# What you have to do
All records are to be retyped faithfully and completely.

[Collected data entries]
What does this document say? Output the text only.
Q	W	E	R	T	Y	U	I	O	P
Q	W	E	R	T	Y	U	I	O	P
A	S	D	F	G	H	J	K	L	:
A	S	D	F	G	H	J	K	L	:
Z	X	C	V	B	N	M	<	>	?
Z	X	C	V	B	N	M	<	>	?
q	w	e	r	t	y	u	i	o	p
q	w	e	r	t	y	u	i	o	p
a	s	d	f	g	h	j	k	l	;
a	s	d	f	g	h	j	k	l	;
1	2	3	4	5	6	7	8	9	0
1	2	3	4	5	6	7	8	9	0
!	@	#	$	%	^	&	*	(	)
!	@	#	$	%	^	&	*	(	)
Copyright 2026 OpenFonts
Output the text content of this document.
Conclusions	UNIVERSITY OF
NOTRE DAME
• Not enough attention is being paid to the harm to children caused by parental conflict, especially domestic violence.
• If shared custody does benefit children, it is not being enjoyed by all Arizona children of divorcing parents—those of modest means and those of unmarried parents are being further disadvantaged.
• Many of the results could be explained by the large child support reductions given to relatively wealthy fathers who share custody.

# Exercise response
What does this document say? Output the text only.
Q	W	E	R	T	Y	U	I	O	P
Q	W	E	R	T	Y	U	I	O	P
A	S	D	F	G	H	J	K	L	:
A	S	D	F	G	H	J	K	L	:
Z	X	C	V	B	N	M	<	>	?
Z	X	C	V	B	N	M	<	>	?
q	w	e	r	t	y	u	i	o	p
q	w	e	r	t	y	u	i	o	p
a	s	d	f	g	h	j	k	l	;
a	s	d	f	g	h	j	k	l	;
1	2	3	4	5	6	7	8	9	0
1	2	3	4	5	6	7	8	9	0
!	@	#	$	%	^	&	*	(	)
!	@	#	$	%	^	&	*	(	)
Copyright 2026 OpenFonts
Output the text content of this document.
Conclusions	UNIVERSITY OF
NOTRE DAME
• Not enough attention is being paid to the harm to children caused by parental conflict, especially domestic violence.
• If shared custody does benefit children, it is not being enjoyed by all Arizona children of divorcing parents—those of modest means and those of unmarried parents are being further disadvantaged.
• Many of the results could be explained by the large child support reductions given to relatively wealthy fathers who share custody.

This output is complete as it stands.